* _WHAT THIS TASK INVOLVES_
Find "Output the text content of this document." in the records that follow; print that line and each subsequent line through the last one, verbatim and with nothing added.

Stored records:
◇ ◇ ◇ ◇ ◇ ◇ ◇
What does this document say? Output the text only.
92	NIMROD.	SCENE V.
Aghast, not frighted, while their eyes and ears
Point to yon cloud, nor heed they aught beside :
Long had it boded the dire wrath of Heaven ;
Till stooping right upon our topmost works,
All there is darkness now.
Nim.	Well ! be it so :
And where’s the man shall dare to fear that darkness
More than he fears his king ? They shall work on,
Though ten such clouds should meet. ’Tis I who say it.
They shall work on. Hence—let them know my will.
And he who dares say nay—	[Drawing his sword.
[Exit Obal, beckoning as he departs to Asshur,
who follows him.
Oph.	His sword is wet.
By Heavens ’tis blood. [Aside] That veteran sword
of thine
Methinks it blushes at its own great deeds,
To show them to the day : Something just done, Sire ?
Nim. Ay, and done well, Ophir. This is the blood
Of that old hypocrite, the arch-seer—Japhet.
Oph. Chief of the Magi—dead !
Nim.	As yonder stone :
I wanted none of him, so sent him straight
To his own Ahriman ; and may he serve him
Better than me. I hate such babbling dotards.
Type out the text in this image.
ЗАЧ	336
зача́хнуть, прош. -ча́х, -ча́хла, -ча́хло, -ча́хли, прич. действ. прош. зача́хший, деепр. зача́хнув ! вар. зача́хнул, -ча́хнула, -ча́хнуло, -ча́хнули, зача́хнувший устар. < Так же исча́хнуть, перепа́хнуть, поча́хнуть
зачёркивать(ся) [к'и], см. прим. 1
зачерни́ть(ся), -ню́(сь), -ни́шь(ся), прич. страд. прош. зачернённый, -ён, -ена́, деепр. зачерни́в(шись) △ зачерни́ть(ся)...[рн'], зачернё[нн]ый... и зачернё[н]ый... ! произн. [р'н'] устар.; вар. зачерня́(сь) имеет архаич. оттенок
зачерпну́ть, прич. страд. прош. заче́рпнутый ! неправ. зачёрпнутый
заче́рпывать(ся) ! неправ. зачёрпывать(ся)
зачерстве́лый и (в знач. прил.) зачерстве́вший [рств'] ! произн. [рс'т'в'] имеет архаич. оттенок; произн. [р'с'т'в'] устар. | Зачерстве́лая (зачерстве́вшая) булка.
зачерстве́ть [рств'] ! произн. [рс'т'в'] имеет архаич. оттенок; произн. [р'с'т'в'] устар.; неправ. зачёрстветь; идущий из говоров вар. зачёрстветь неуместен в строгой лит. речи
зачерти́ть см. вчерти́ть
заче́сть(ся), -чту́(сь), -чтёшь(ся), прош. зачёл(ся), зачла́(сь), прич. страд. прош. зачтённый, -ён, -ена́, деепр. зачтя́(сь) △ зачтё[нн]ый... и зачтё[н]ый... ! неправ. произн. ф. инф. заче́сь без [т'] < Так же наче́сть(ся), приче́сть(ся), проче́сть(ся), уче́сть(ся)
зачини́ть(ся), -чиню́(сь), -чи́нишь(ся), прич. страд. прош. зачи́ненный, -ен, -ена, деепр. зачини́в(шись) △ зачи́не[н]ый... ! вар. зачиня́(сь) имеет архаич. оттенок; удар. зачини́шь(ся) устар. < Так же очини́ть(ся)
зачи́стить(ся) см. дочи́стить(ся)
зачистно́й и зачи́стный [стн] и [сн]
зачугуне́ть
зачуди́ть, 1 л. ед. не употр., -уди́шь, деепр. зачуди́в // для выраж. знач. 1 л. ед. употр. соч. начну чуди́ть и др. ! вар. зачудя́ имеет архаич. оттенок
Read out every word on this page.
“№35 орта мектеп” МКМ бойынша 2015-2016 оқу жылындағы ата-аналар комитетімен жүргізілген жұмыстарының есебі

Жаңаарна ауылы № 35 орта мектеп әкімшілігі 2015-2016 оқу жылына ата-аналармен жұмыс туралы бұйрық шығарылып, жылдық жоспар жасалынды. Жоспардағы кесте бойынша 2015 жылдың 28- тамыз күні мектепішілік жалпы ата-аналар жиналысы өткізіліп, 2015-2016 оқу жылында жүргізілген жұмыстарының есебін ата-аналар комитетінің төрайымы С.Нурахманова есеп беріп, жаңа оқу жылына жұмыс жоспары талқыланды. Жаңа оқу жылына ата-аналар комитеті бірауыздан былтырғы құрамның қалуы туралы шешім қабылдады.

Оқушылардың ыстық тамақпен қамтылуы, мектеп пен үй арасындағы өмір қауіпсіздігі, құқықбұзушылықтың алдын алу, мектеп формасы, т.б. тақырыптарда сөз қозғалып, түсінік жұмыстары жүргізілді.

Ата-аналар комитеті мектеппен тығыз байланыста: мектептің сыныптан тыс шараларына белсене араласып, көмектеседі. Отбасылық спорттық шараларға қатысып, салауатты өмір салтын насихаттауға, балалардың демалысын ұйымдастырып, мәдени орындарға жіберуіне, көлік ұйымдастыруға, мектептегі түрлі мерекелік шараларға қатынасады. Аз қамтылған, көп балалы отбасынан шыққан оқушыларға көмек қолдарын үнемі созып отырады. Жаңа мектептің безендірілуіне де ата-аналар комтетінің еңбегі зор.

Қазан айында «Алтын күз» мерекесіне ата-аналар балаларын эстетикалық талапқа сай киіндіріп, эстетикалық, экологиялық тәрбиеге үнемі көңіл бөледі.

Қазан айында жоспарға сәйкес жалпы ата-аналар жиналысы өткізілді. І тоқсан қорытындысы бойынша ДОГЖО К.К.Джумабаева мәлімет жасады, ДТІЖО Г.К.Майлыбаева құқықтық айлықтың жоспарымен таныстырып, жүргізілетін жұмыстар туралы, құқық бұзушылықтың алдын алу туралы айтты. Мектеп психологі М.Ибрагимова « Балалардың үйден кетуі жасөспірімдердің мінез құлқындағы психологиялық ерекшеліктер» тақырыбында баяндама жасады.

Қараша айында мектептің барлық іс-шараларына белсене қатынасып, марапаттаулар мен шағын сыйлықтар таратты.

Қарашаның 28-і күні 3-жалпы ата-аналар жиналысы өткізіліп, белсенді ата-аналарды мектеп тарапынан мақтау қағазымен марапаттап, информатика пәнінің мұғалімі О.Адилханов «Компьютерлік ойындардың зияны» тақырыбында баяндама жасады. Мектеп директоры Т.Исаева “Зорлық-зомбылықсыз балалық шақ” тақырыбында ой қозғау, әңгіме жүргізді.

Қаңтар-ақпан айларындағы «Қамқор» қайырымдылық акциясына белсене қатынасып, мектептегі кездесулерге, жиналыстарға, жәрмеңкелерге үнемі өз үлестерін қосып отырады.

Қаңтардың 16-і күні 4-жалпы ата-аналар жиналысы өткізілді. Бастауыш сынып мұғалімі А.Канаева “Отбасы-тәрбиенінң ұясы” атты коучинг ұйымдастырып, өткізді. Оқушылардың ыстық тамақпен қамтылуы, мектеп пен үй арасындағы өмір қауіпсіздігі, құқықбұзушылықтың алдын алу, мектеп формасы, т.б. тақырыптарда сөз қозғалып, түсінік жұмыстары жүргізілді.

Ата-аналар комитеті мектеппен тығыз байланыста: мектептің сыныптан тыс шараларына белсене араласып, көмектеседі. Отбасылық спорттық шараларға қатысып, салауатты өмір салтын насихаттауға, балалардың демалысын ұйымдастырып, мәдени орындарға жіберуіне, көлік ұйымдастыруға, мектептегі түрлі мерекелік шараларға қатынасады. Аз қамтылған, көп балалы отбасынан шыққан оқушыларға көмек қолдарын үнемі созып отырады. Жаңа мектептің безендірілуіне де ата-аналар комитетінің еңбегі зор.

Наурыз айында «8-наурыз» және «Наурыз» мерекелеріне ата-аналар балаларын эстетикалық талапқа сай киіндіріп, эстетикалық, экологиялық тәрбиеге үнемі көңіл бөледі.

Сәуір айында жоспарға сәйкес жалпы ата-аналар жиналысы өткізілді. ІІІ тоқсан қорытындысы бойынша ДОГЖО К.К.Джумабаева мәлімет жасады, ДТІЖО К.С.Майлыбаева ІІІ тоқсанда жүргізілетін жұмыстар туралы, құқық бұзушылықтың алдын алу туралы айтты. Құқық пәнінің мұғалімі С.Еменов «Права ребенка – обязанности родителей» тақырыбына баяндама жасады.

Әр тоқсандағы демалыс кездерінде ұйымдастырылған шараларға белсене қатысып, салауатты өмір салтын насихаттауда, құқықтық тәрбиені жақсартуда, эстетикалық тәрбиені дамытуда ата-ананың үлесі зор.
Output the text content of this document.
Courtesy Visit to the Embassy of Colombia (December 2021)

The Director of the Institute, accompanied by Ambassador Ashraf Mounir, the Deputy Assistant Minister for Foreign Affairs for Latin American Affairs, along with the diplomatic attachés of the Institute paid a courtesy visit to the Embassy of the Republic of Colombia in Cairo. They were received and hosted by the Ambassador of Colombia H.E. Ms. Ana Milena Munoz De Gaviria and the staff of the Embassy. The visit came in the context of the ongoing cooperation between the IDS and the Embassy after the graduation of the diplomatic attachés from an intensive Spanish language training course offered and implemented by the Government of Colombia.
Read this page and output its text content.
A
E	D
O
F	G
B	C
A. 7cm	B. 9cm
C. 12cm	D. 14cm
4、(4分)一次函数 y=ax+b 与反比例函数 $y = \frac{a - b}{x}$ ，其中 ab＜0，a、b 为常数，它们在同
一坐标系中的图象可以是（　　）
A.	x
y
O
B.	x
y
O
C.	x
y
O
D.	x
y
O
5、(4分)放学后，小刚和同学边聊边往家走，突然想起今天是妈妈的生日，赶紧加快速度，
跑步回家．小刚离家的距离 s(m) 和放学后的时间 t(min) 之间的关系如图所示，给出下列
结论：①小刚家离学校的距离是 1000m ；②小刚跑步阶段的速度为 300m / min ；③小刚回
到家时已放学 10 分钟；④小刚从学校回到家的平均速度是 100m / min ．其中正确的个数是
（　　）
◇ ◇ ◇ ◇ ◇ ◇ ◇
* _TASK RESULT_
Output the text content of this document.
Courtesy Visit to the Embassy of Colombia (December 2021)

The Director of the Institute, accompanied by Ambassador Ashraf Mounir, the Deputy Assistant Minister for Foreign Affairs for Latin American Affairs, along with the diplomatic attachés of the Institute paid a courtesy visit to the Embassy of the Republic of Colombia in Cairo. They were received and hosted by the Ambassador of Colombia H.E. Ms. Ana Milena Munoz De Gaviria and the staff of the Embassy. The visit came in the context of the ongoing cooperation between the IDS and the Embassy after the graduation of the diplomatic attachés from an intensive Spanish language training course offered and implemented by the Government of Colombia.
Read this page and output its text content.
A
E	D
O
F	G
B	C
A. 7cm	B. 9cm
C. 12cm	D. 14cm
4、(4分)一次函数 y=ax+b 与反比例函数 $y = \frac{a - b}{x}$ ，其中 ab＜0，a、b 为常数，它们在同
一坐标系中的图象可以是（　　）
A.	x
y
O
B.	x
y
O
C.	x
y
O
D.	x
y
O
5、(4分)放学后，小刚和同学边聊边往家走，突然想起今天是妈妈的生日，赶紧加快速度，
跑步回家．小刚离家的距离 s(m) 和放学后的时间 t(min) 之间的关系如图所示，给出下列
结论：①小刚家离学校的距离是 1000m ；②小刚跑步阶段的速度为 300m / min ；③小刚回
到家时已放学 10 分钟；④小刚从学校回到家的平均速度是 100m / min ．其中正确的个数是
（　　）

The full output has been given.